Work instructions =
Read the records that follow and state how many lines hold "Fibroblasts", adding nothing else.

Dataset excerpts =

---------------

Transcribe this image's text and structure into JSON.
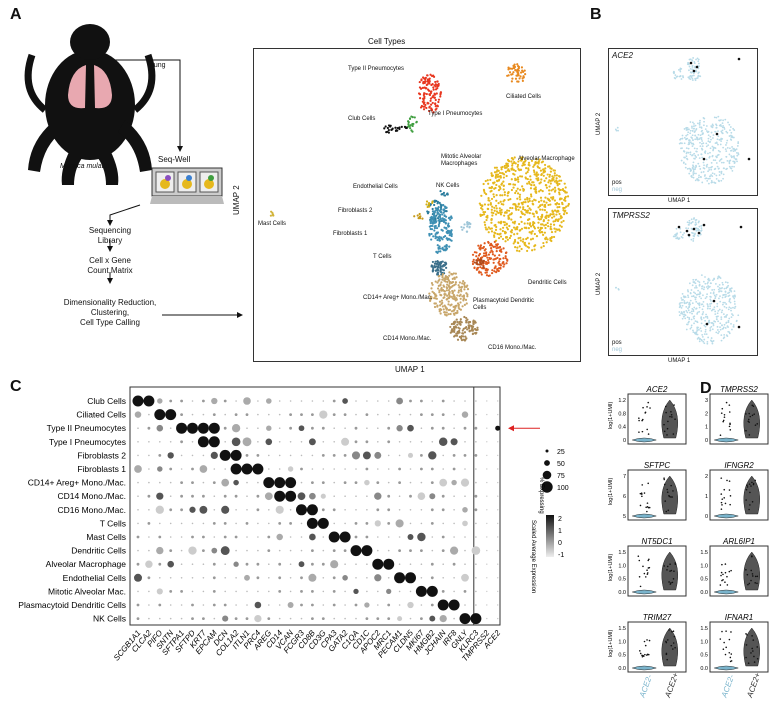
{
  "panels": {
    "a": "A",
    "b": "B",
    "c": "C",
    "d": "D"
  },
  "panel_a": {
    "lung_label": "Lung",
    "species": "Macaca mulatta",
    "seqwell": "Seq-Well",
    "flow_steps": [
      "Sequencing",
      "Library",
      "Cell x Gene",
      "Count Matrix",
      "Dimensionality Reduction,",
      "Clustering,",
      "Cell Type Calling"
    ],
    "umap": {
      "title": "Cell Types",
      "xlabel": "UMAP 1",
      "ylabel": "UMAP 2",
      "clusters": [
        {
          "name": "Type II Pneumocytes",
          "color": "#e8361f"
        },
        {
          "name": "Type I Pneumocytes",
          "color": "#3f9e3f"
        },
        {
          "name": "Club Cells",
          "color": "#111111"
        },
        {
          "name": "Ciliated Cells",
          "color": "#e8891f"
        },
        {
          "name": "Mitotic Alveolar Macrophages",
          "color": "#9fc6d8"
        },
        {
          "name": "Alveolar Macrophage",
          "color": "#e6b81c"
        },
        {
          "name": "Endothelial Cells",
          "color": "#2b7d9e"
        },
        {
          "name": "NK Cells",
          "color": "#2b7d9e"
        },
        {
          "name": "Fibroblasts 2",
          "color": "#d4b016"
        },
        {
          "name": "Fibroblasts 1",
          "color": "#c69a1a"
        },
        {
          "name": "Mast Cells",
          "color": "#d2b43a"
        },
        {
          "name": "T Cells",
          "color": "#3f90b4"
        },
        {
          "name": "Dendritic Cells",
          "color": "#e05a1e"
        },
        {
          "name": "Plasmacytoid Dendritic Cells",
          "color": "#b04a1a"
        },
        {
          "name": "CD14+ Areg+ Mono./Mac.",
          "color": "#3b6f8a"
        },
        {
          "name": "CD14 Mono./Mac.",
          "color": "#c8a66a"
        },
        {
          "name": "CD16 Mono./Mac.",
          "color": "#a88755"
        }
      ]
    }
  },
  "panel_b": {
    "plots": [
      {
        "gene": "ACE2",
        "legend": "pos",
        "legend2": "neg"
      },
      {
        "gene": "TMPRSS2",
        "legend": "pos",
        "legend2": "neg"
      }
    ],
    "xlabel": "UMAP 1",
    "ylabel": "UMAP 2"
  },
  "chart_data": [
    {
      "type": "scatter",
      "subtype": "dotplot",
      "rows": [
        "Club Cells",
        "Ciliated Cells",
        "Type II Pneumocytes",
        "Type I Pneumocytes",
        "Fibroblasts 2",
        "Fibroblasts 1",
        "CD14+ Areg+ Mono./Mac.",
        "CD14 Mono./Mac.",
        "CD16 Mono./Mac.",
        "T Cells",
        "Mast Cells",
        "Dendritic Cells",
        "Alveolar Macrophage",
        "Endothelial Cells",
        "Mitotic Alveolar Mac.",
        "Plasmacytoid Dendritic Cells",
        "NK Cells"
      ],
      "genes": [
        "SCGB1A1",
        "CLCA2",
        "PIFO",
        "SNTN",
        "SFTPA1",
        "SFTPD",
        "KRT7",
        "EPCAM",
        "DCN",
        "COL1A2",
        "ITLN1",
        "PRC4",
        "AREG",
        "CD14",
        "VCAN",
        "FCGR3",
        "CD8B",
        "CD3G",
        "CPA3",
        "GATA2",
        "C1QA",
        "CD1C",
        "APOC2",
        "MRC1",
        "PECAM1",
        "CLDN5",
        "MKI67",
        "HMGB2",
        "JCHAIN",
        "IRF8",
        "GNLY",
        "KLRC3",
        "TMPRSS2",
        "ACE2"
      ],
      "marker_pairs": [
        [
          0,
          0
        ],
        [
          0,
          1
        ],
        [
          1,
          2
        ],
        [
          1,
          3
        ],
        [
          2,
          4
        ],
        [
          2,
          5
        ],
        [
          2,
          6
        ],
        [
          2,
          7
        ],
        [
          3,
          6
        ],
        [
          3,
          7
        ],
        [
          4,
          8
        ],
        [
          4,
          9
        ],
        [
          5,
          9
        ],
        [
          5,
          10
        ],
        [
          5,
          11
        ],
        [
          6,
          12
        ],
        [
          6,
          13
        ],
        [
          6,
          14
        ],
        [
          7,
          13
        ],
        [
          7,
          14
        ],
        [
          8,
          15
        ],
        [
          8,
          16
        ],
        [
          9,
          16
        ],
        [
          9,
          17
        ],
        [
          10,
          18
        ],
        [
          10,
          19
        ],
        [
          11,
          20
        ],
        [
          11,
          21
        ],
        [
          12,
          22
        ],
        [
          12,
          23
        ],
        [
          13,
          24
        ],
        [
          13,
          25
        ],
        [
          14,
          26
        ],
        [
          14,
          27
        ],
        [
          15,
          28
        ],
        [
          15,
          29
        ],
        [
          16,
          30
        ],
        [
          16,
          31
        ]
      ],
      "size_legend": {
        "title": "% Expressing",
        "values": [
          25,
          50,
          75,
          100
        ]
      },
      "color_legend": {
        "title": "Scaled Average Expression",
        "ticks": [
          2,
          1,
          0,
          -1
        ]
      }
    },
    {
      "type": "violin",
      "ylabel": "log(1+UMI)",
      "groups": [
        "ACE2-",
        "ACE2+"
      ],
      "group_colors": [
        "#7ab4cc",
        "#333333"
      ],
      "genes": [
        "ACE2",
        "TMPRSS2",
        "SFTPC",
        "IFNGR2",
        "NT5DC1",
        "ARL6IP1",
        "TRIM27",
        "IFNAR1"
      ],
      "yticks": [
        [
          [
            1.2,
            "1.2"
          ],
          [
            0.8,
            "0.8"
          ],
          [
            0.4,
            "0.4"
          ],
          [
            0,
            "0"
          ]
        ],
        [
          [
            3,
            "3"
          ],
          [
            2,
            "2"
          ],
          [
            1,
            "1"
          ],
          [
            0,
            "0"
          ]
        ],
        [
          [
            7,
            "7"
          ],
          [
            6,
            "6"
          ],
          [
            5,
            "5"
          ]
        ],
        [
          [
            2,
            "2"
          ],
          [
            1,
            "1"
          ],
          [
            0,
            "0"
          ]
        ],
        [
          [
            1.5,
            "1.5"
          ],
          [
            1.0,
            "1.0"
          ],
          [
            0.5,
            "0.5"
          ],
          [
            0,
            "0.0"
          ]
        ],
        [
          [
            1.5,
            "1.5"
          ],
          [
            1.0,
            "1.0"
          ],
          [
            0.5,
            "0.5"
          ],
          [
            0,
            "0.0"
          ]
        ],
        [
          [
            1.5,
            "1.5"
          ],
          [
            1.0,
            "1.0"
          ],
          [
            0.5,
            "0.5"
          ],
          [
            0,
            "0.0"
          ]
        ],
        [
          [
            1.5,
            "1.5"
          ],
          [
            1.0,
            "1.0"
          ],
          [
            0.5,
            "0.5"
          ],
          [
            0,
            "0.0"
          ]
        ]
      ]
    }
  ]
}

---------------

Answer box =
4